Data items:
::::
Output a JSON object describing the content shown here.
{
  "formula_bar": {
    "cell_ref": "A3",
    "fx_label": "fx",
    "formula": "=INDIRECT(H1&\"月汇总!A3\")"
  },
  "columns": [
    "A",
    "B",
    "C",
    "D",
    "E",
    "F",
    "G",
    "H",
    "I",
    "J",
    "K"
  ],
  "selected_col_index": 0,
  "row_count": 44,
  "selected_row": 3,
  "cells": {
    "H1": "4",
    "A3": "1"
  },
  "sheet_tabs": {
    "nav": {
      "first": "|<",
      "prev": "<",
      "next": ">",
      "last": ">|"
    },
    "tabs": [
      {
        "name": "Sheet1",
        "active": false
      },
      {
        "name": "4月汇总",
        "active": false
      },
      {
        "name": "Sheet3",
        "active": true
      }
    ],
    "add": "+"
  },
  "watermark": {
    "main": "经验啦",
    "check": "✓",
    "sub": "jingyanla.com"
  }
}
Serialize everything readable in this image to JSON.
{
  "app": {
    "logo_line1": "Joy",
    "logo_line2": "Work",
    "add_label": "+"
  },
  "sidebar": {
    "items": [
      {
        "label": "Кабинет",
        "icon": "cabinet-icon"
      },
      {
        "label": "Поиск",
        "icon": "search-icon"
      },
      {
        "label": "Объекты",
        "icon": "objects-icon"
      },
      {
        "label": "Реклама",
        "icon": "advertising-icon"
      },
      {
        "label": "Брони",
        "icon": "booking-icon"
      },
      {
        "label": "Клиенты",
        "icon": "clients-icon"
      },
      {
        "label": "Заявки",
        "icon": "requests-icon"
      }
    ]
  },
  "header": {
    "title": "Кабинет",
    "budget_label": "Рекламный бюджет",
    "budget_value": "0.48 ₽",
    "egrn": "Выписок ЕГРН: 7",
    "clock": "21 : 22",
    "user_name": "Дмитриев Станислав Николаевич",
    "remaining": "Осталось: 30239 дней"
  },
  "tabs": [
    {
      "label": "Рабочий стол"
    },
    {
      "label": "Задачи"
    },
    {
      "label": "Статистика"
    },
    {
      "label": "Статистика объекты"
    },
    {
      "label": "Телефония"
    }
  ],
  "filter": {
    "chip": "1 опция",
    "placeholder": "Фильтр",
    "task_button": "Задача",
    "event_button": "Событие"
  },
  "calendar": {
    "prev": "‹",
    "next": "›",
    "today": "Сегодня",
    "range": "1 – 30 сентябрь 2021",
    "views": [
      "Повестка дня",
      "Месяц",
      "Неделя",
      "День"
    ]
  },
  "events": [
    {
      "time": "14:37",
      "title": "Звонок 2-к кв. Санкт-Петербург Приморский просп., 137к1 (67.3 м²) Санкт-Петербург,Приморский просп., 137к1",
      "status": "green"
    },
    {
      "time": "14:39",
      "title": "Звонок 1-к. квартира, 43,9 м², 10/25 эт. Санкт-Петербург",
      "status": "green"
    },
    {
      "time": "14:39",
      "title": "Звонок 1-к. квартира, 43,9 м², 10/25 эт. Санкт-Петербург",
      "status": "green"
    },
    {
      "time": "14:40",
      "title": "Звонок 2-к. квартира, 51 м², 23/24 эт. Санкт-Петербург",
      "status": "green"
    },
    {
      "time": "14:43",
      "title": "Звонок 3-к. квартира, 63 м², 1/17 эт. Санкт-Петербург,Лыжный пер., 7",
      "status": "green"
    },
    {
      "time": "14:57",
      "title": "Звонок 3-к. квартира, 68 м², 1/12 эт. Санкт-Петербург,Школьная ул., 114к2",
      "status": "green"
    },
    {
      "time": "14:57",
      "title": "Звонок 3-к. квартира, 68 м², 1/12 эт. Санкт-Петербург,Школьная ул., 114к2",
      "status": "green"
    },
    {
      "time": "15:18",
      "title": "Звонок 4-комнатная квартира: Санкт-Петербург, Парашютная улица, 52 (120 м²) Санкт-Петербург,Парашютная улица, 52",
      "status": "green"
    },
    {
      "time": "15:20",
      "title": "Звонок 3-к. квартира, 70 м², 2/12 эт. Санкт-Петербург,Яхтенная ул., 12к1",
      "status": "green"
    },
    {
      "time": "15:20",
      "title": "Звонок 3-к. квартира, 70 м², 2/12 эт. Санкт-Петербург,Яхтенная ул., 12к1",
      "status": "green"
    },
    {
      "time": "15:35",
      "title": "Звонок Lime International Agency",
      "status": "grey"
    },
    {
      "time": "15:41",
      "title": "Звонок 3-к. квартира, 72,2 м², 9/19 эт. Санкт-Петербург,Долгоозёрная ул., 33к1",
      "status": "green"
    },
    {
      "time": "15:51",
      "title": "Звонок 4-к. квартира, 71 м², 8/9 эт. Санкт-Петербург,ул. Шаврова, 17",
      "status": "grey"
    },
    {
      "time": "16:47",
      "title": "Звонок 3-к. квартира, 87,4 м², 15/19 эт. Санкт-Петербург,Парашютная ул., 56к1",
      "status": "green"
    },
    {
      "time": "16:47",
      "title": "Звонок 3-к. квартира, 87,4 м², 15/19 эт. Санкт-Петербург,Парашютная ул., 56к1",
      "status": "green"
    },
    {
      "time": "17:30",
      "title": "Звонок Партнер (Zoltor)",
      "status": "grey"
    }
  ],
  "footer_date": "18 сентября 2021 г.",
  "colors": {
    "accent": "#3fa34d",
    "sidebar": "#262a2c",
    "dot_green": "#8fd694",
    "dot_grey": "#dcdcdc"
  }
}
::::
» **WRITTEN PROBLEM**
Repeat the records above exactly as they appear.

» **RESULT**
Output a JSON object describing the content shown here.
{
  "formula_bar": {
    "cell_ref": "A3",
    "fx_label": "fx",
    "formula": "=INDIRECT(H1&\"月汇总!A3\")"
  },
  "columns": [
    "A",
    "B",
    "C",
    "D",
    "E",
    "F",
    "G",
    "H",
    "I",
    "J",
    "K"
  ],
  "selected_col_index": 0,
  "row_count": 44,
  "selected_row": 3,
  "cells": {
    "H1": "4",
    "A3": "1"
  },
  "sheet_tabs": {
    "nav": {
      "first": "|<",
      "prev": "<",
      "next": ">",
      "last": ">|"
    },
    "tabs": [
      {
        "name": "Sheet1",
        "active": false
      },
      {
        "name": "4月汇总",
        "active": false
      },
      {
        "name": "Sheet3",
        "active": true
      }
    ],
    "add": "+"
  },
  "watermark": {
    "main": "经验啦",
    "check": "✓",
    "sub": "jingyanla.com"
  }
}
Serialize everything readable in this image to JSON.
{
  "app": {
    "logo_line1": "Joy",
    "logo_line2": "Work",
    "add_label": "+"
  },
  "sidebar": {
    "items": [
      {
        "label": "Кабинет",
        "icon": "cabinet-icon"
      },
      {
        "label": "Поиск",
        "icon": "search-icon"
      },
      {
        "label": "Объекты",
        "icon": "objects-icon"
      },
      {
        "label": "Реклама",
        "icon": "advertising-icon"
      },
      {
        "label": "Брони",
        "icon": "booking-icon"
      },
      {
        "label": "Клиенты",
        "icon": "clients-icon"
      },
      {
        "label": "Заявки",
        "icon": "requests-icon"
      }
    ]
  },
  "header": {
    "title": "Кабинет",
    "budget_label": "Рекламный бюджет",
    "budget_value": "0.48 ₽",
    "egrn": "Выписок ЕГРН: 7",
    "clock": "21 : 22",
    "user_name": "Дмитриев Станислав Николаевич",
    "remaining": "Осталось: 30239 дней"
  },
  "tabs": [
    {
      "label": "Рабочий стол"
    },
    {
      "label": "Задачи"
    },
    {
      "label": "Статистика"
    },
    {
      "label": "Статистика объекты"
    },
    {
      "label": "Телефония"
    }
  ],
  "filter": {
    "chip": "1 опция",
    "placeholder": "Фильтр",
    "task_button": "Задача",
    "event_button": "Событие"
  },
  "calendar": {
    "prev": "‹",
    "next": "›",
    "today": "Сегодня",
    "range": "1 – 30 сентябрь 2021",
    "views": [
      "Повестка дня",
      "Месяц",
      "Неделя",
      "День"
    ]
  },
  "events": [
    {
      "time": "14:37",
      "title": "Звонок 2-к кв. Санкт-Петербург Приморский просп., 137к1 (67.3 м²) Санкт-Петербург,Приморский просп., 137к1",
      "status": "green"
    },
    {
      "time": "14:39",
      "title": "Звонок 1-к. квартира, 43,9 м², 10/25 эт. Санкт-Петербург",
      "status": "green"
    },
    {
      "time": "14:39",
      "title": "Звонок 1-к. квартира, 43,9 м², 10/25 эт. Санкт-Петербург",
      "status": "green"
    },
    {
      "time": "14:40",
      "title": "Звонок 2-к. квартира, 51 м², 23/24 эт. Санкт-Петербург",
      "status": "green"
    },
    {
      "time": "14:43",
      "title": "Звонок 3-к. квартира, 63 м², 1/17 эт. Санкт-Петербург,Лыжный пер., 7",
      "status": "green"
    },
    {
      "time": "14:57",
      "title": "Звонок 3-к. квартира, 68 м², 1/12 эт. Санкт-Петербург,Школьная ул., 114к2",
      "status": "green"
    },
    {
      "time": "14:57",
      "title": "Звонок 3-к. квартира, 68 м², 1/12 эт. Санкт-Петербург,Школьная ул., 114к2",
      "status": "green"
    },
    {
      "time": "15:18",
      "title": "Звонок 4-комнатная квартира: Санкт-Петербург, Парашютная улица, 52 (120 м²) Санкт-Петербург,Парашютная улица, 52",
      "status": "green"
    },
    {
      "time": "15:20",
      "title": "Звонок 3-к. квартира, 70 м², 2/12 эт. Санкт-Петербург,Яхтенная ул., 12к1",
      "status": "green"
    },
    {
      "time": "15:20",
      "title": "Звонок 3-к. квартира, 70 м², 2/12 эт. Санкт-Петербург,Яхтенная ул., 12к1",
      "status": "green"
    },
    {
      "time": "15:35",
      "title": "Звонок Lime International Agency",
      "status": "grey"
    },
    {
      "time": "15:41",
      "title": "Звонок 3-к. квартира, 72,2 м², 9/19 эт. Санкт-Петербург,Долгоозёрная ул., 33к1",
      "status": "green"
    },
    {
      "time": "15:51",
      "title": "Звонок 4-к. квартира, 71 м², 8/9 эт. Санкт-Петербург,ул. Шаврова, 17",
      "status": "grey"
    },
    {
      "time": "16:47",
      "title": "Звонок 3-к. квартира, 87,4 м², 15/19 эт. Санкт-Петербург,Парашютная ул., 56к1",
      "status": "green"
    },
    {
      "time": "16:47",
      "title": "Звонок 3-к. квартира, 87,4 м², 15/19 эт. Санкт-Петербург,Парашютная ул., 56к1",
      "status": "green"
    },
    {
      "time": "17:30",
      "title": "Звонок Партнер (Zoltor)",
      "status": "grey"
    }
  ],
  "footer_date": "18 сентября 2021 г.",
  "colors": {
    "accent": "#3fa34d",
    "sidebar": "#262a2c",
    "dot_green": "#8fd694",
    "dot_grey": "#dcdcdc"
  }
}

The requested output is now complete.